Pull out every line in the data that has the string "image" in it.

--- start of Provided data ---

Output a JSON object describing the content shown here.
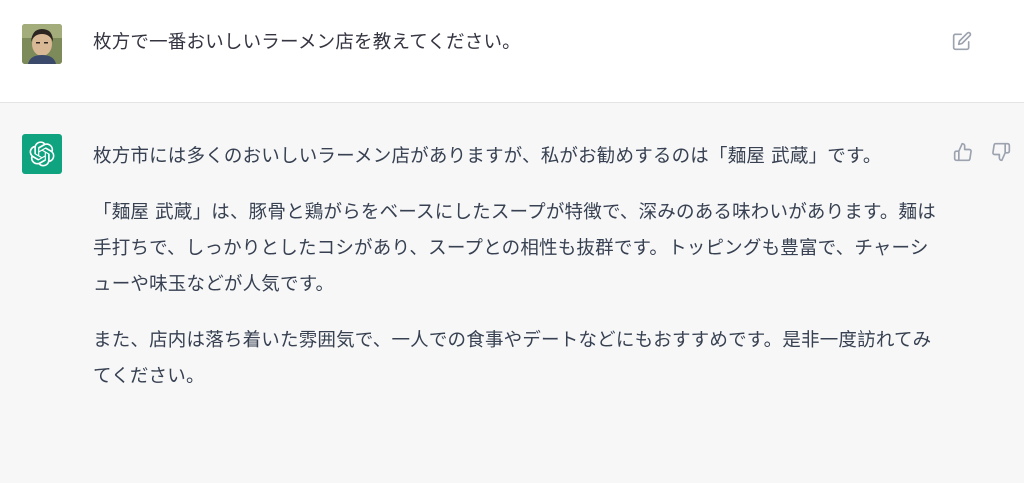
{
  "user_message": {
    "text": "枚方で一番おいしいラーメン店を教えてください。",
    "avatar": "user-photo-avatar"
  },
  "assistant_message": {
    "avatar": "openai-logo-icon",
    "avatar_color": "#10a37f",
    "paragraphs": [
      "枚方市には多くのおいしいラーメン店がありますが、私がお勧めするのは「麺屋 武蔵」です。",
      "「麺屋 武蔵」は、豚骨と鶏がらをベースにしたスープが特徴で、深みのある味わいがあります。麺は手打ちで、しっかりとしたコシがあり、スープとの相性も抜群です。トッピングも豊富で、チャーシューや味玉などが人気です。",
      "また、店内は落ち着いた雰囲気で、一人での食事やデートなどにもおすすめです。是非一度訪れてみてください。"
    ]
  },
  "icons": {
    "edit": "edit-icon",
    "thumbs_up": "thumbs-up-icon",
    "thumbs_down": "thumbs-down-icon"
  }
}
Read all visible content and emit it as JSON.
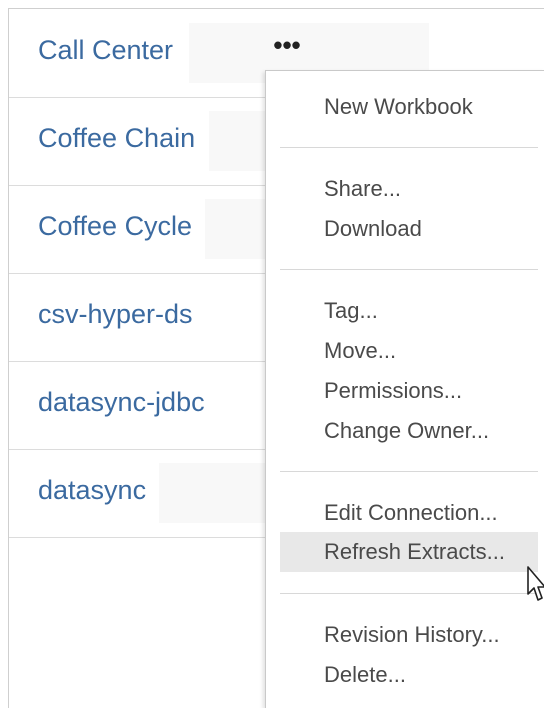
{
  "list": {
    "rows": [
      {
        "name": "Call Center"
      },
      {
        "name": "Coffee Chain"
      },
      {
        "name": "Coffee Cycle"
      },
      {
        "name": "csv-hyper-ds"
      },
      {
        "name": "datasync-jdbc"
      },
      {
        "name": "datasync"
      }
    ],
    "more_button": "•••"
  },
  "context_menu": {
    "groups": [
      [
        {
          "label": "New Workbook"
        }
      ],
      [
        {
          "label": "Share..."
        },
        {
          "label": "Download"
        }
      ],
      [
        {
          "label": "Tag..."
        },
        {
          "label": "Move..."
        },
        {
          "label": "Permissions..."
        },
        {
          "label": "Change Owner..."
        }
      ],
      [
        {
          "label": "Edit Connection..."
        },
        {
          "label": "Refresh Extracts..."
        }
      ],
      [
        {
          "label": "Revision History..."
        },
        {
          "label": "Delete..."
        }
      ]
    ],
    "highlighted_item": "Refresh Extracts..."
  },
  "colors": {
    "link": "#3b6aa0",
    "menu_text": "#4a4a4a",
    "highlight": "#e8e8e8"
  }
}
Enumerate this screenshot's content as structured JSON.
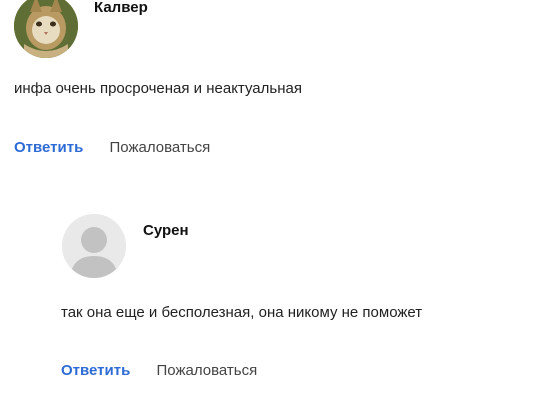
{
  "comments": [
    {
      "author": "Калвер",
      "avatar_icon": "cat-photo-avatar",
      "text": "инфа очень просроченая и неактуальная",
      "reply_label": "Ответить",
      "report_label": "Пожаловаться"
    },
    {
      "author": "Сурен",
      "avatar_icon": "default-user-avatar-icon",
      "text": "так она еще и бесполезная, она никому не поможет",
      "reply_label": "Ответить",
      "report_label": "Пожаловаться"
    }
  ],
  "colors": {
    "link": "#2d6bd6",
    "default_avatar_bg": "#e9e9e9",
    "default_avatar_fg": "#c2c2c2"
  }
}
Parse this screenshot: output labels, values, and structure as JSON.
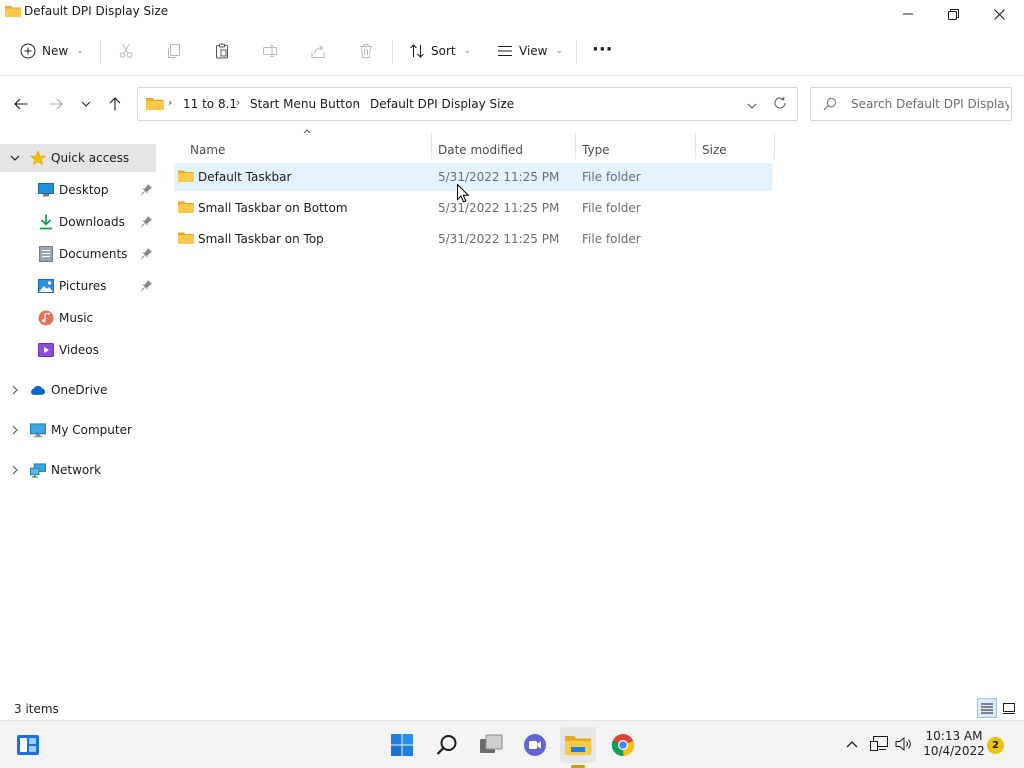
{
  "window": {
    "title": "Default DPI Display Size"
  },
  "commandbar": {
    "new_label": "New",
    "sort_label": "Sort",
    "view_label": "View",
    "more_label": "···"
  },
  "address": {
    "crumbs": [
      "11 to 8.1",
      "Start Menu Button",
      "Default DPI Display Size"
    ],
    "separator": "›"
  },
  "search": {
    "placeholder": "Search Default DPI Display Si..."
  },
  "sidebar": {
    "quick_access": "Quick access",
    "items": [
      {
        "label": "Desktop",
        "icon": "desktop-icon",
        "pinned": true
      },
      {
        "label": "Downloads",
        "icon": "downloads-icon",
        "pinned": true
      },
      {
        "label": "Documents",
        "icon": "documents-icon",
        "pinned": true
      },
      {
        "label": "Pictures",
        "icon": "pictures-icon",
        "pinned": true
      },
      {
        "label": "Music",
        "icon": "music-icon",
        "pinned": false
      },
      {
        "label": "Videos",
        "icon": "videos-icon",
        "pinned": false
      }
    ],
    "roots": [
      {
        "label": "OneDrive",
        "icon": "onedrive-icon"
      },
      {
        "label": "My Computer",
        "icon": "computer-icon"
      },
      {
        "label": "Network",
        "icon": "network-icon"
      }
    ]
  },
  "columns": {
    "name": "Name",
    "date": "Date modified",
    "type": "Type",
    "size": "Size"
  },
  "files": [
    {
      "name": "Default Taskbar",
      "date": "5/31/2022 11:25 PM",
      "type": "File folder"
    },
    {
      "name": "Small Taskbar on Bottom",
      "date": "5/31/2022 11:25 PM",
      "type": "File folder"
    },
    {
      "name": "Small Taskbar on Top",
      "date": "5/31/2022 11:25 PM",
      "type": "File folder"
    }
  ],
  "status": {
    "item_count": "3 items"
  },
  "taskbar": {
    "time": "10:13 AM",
    "date": "10/4/2022",
    "notification_count": "2"
  },
  "colors": {
    "accent": "#0067c0",
    "folder": "#f8c94a",
    "hover_row": "#e5f3ff",
    "selected_nav": "#e5e5e5"
  }
}
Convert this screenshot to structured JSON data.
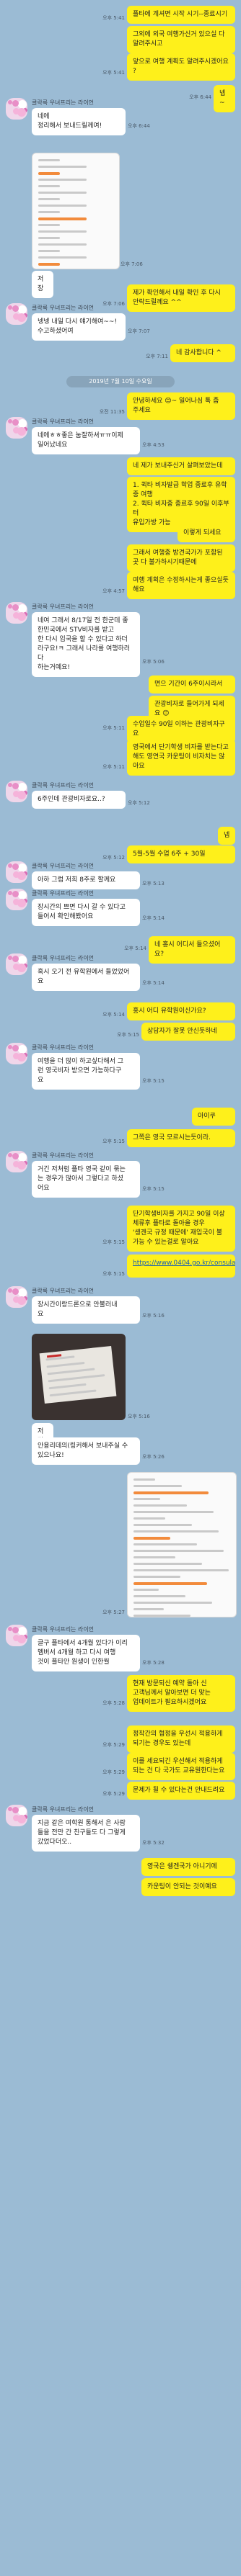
{
  "partner_name": "클락룩 우녀프리는 라이언",
  "date_separator": "2019년 7월 10일 수요일",
  "messages": [
    {
      "side": "me",
      "text": "플타에 계셔면 시작 시기--종료시기",
      "time": "오후 5:41"
    },
    {
      "side": "me",
      "text": "그외에 외국 여행가신거 있으실 다\n알려주시고",
      "time": ""
    },
    {
      "side": "me",
      "text": "앞으로 여행 계획도 알려주시겠어요\n?",
      "time": "오후 5:41"
    },
    {
      "side": "me",
      "text": "넵~",
      "time": "오후 6:44"
    },
    {
      "side": "other",
      "text": "네에\n정리해서 보내드릴께여!",
      "time": "오후 6:44"
    },
    {
      "side": "other",
      "image": "screenshot",
      "time": "오후 7:06"
    },
    {
      "side": "other",
      "text": "저장",
      "time": ""
    },
    {
      "side": "me",
      "text": "제가 확인해서 내일 확인 후 다시\n안락드릴께요 ^^",
      "time": "오후 7:06"
    },
    {
      "side": "other",
      "text": "넹넹 내일 다시 얘기해여~~!\n수고하셨어여",
      "time": "오후 7:07"
    },
    {
      "side": "me",
      "text": "네 감사합니다 ^",
      "time": "오후 7:11"
    },
    {
      "side": "me",
      "text": "안녕하세요 😊~ 일어나심 톡 좀\n주세요",
      "time": "오전 11:35"
    },
    {
      "side": "other",
      "text": "네에ㅎㅎ좋은 눔잘하셔ㅠㅠ이제\n일어났네요",
      "time": "오후 4:53"
    },
    {
      "side": "me",
      "text": "네 제가 보내주신거 살펴보았는데",
      "time": ""
    },
    {
      "side": "me",
      "text": "1. 퀵타 비자발급 학업 종료후 유학\n중 여행\n2. 퀵타 비자중 종료후 90일 이후부터\n유입가방 가능",
      "time": ""
    },
    {
      "side": "me",
      "text": "이렇게 되세요",
      "time": ""
    },
    {
      "side": "me",
      "text": "그래서 여행중 방견국가가 포함된\n곳 다 불가하시기때문에",
      "time": ""
    },
    {
      "side": "me",
      "text": "여행 계획은 수정하시는게 좋으실듯\n해요",
      "time": "오후 4:57"
    },
    {
      "side": "other",
      "text": "네여 그래서 8/17일 전 한군데 좋\n한민국에서 STV비자를 받고\n한 다시 입국을 할 수 있다고 하더\n라구요!ㅋ 그래서 나라를 여행하러 다\n하는거예요!",
      "time": "오후 5:06"
    },
    {
      "side": "me",
      "text": "면으 기간이 6주이시라서",
      "time": ""
    },
    {
      "side": "me",
      "text": "관광비자로 들어가게 되세요 😊",
      "time": ""
    },
    {
      "side": "me",
      "text": "수업일수 90일 이하는 관광비자구요",
      "time": "오후 5:11"
    },
    {
      "side": "me",
      "text": "영국에서 단기학생 비자를 받는다고\n해도 영연국 카운팅이 비자치는 않\n아요",
      "time": "오후 5:11"
    },
    {
      "side": "other",
      "text": "6주인데 관광비자로요..?",
      "time": "오후 5:12"
    },
    {
      "side": "me",
      "text": "넵",
      "time": ""
    },
    {
      "side": "me",
      "text": "5월-5월 수업 6주 + 30일",
      "time": "오후 5:12"
    },
    {
      "side": "other",
      "text": "아하 그럼 저희 8주로 할께요",
      "time": "오후 5:13"
    },
    {
      "side": "other",
      "text": "장시간의 쁘면 다시 갈 수 있다고\n들어서 확인해봤어요",
      "time": "오후 5:14"
    },
    {
      "side": "me",
      "text": "네 홍시 어디서 들으셨어요?",
      "time": "오후 5:14"
    },
    {
      "side": "other",
      "text": "혹시 오기 전 유학원에서 들었었어\n요",
      "time": "오후 5:14"
    },
    {
      "side": "me",
      "text": "홍시 어디 유학원이신가요?",
      "time": "오후 5:14"
    },
    {
      "side": "me",
      "text": "상담자가 잘못 안신듯하네",
      "time": "오후 5:15"
    },
    {
      "side": "other",
      "text": "여행을 더 많이 하고싶다해서 그\n런 영국비자 받으면 가능하다구\n요",
      "time": "오후 5:15"
    },
    {
      "side": "me",
      "text": "아이쿠",
      "time": ""
    },
    {
      "side": "me",
      "text": "그쪽은 영국 모르시는듯이라.",
      "time": "오후 5:15"
    },
    {
      "side": "other",
      "text": "거긴 저처럼 플타 영국 같이 묶는\n는 경우가 많아서 그렇다고 하셨\n어요",
      "time": "오후 5:15"
    },
    {
      "side": "me",
      "text": "단기학생비자를 가지고 90일 이상\n체류후 플타로 돌아올 경우\n'솅겐국 규정 때문에' 재입국이 불\n가능 수 있는걸로 알아요",
      "time": "오후 5:15"
    },
    {
      "side": "me",
      "text": "https://www.0404.go.kr/consulate/visa_treaty.jsp",
      "time": "오후 5:15"
    },
    {
      "side": "other",
      "text": "장시간이랑드론으로 안불러내\n요",
      "time": "오후 5:16"
    },
    {
      "side": "other",
      "image": "photo",
      "time": "오후 5:16"
    },
    {
      "side": "other",
      "text": "저장",
      "time": ""
    },
    {
      "side": "other",
      "text": "안용리데의(링커해서 보내주실 수\n있으나요!",
      "time": "오후 5:26"
    },
    {
      "side": "me",
      "image": "screenshot2",
      "time": "오후 5:27"
    },
    {
      "side": "other",
      "text": "글구 플타에서 4개월 있다가 이리\n멤버서 4개월 하고 다시 여행\n것이 플타안 원생이 인한월",
      "time": "오후 5:28"
    },
    {
      "side": "me",
      "text": "현재 방문되신 예약 돌아 신\n고객님께서 알아보면 더 맞는\n업데이트가 필요하시겠어요",
      "time": "오후 5:28"
    },
    {
      "side": "me",
      "text": "정작간의 협정을 우선시 적용하게\n되기는 경우도 있는데",
      "time": "오후 5:29"
    },
    {
      "side": "me",
      "text": "이를 세요되긴 우선해서 적용하게\n되는 건 다 국가도 교유원한다는요",
      "time": "오후 5:29"
    },
    {
      "side": "me",
      "text": "문제가 될 수 있다는건 안내드려요",
      "time": "오후 5:29"
    },
    {
      "side": "other",
      "text": "지금 같은 여학원 통해서 은 사람\n들을 전만 간 친구들도 다 그렇게\n갔었다더오..",
      "time": "오후 5:32"
    },
    {
      "side": "me",
      "text": "영국은 쉥겐국가 아니기에",
      "time": ""
    },
    {
      "side": "me",
      "text": "카운팅이 안되는 것이예요",
      "time": ""
    }
  ]
}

--- end of Provided data ---

§ Written answer:
      "image": "screenshot",
      "image": "photo",
      "image": "screenshot2",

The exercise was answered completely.